**WHAT THE EXERCISE ASKS:**
Drop all images and give the records again exactly.

[Stored data]

━━━

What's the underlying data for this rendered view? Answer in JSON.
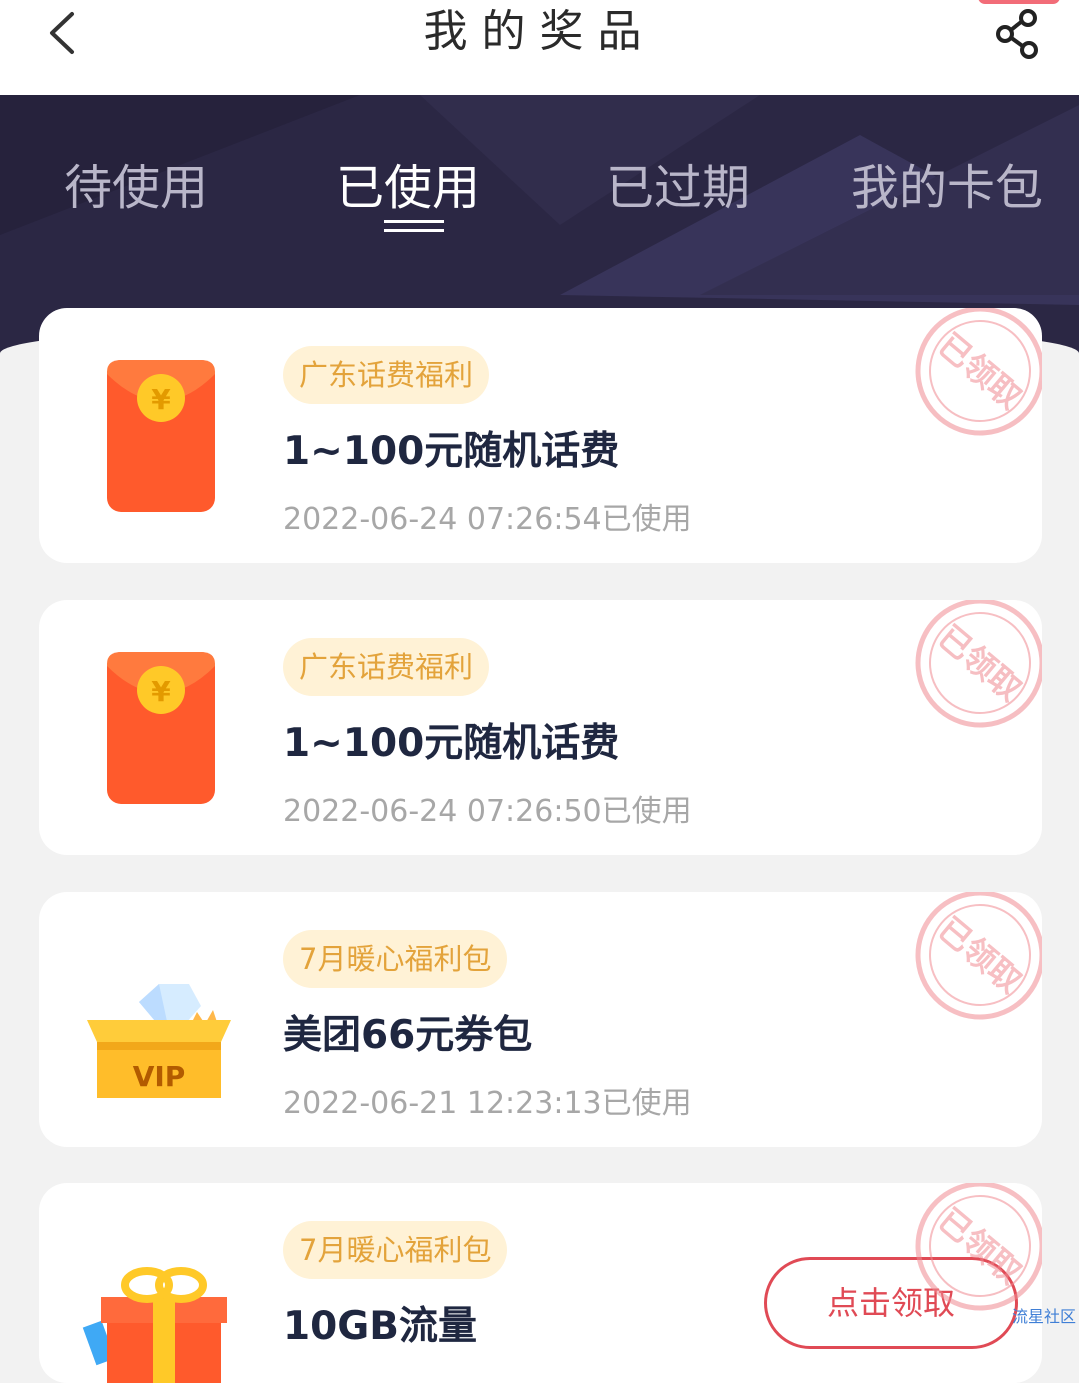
{
  "header": {
    "title": "我的奖品"
  },
  "tabs": [
    {
      "label": "待使用",
      "active": false
    },
    {
      "label": "已使用",
      "active": true
    },
    {
      "label": "已过期",
      "active": false
    },
    {
      "label": "我的卡包",
      "active": false
    }
  ],
  "prizes": [
    {
      "tag": "广东话费福利",
      "name": "1~100元随机话费",
      "time": "2022-06-24 07:26:54已使用",
      "icon": "red-envelope-icon",
      "stamp": "已领取"
    },
    {
      "tag": "广东话费福利",
      "name": "1~100元随机话费",
      "time": "2022-06-24 07:26:50已使用",
      "icon": "red-envelope-icon",
      "stamp": "已领取"
    },
    {
      "tag": "7月暖心福利包",
      "name": "美团66元券包",
      "time": "2022-06-21 12:23:13已使用",
      "icon": "vip-box-icon",
      "icon_text": "VIP",
      "stamp": "已领取"
    },
    {
      "tag": "7月暖心福利包",
      "name": "10GB流量",
      "time": "",
      "icon": "gift-box-icon",
      "stamp": "已领取",
      "button": "点击领取"
    }
  ],
  "icons": {
    "envelope_symbol": "¥"
  },
  "watermark": "流星社区",
  "colors": {
    "hero": "#2b2744",
    "tag_bg": "#fff2d6",
    "tag_text": "#e3a33b",
    "accent_red": "#e04a55"
  }
}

━━━

**THE REPLY:**
What's the underlying data for this rendered view? Answer in JSON.
{
  "header": {
    "title": "我的奖品"
  },
  "tabs": [
    {
      "label": "待使用",
      "active": false
    },
    {
      "label": "已使用",
      "active": true
    },
    {
      "label": "已过期",
      "active": false
    },
    {
      "label": "我的卡包",
      "active": false
    }
  ],
  "prizes": [
    {
      "tag": "广东话费福利",
      "name": "1~100元随机话费",
      "time": "2022-06-24 07:26:54已使用",
      "icon": "red-envelope-icon",
      "stamp": "已领取"
    },
    {
      "tag": "广东话费福利",
      "name": "1~100元随机话费",
      "time": "2022-06-24 07:26:50已使用",
      "icon": "red-envelope-icon",
      "stamp": "已领取"
    },
    {
      "tag": "7月暖心福利包",
      "name": "美团66元券包",
      "time": "2022-06-21 12:23:13已使用",
      "icon": "vip-box-icon",
      "icon_text": "VIP",
      "stamp": "已领取"
    },
    {
      "tag": "7月暖心福利包",
      "name": "10GB流量",
      "time": "",
      "icon": "gift-box-icon",
      "stamp": "已领取",
      "button": "点击领取"
    }
  ],
  "icons": {
    "envelope_symbol": "¥"
  },
  "watermark": "流星社区",
  "colors": {
    "hero": "#2b2744",
    "tag_bg": "#fff2d6",
    "tag_text": "#e3a33b",
    "accent_red": "#e04a55"
  }
}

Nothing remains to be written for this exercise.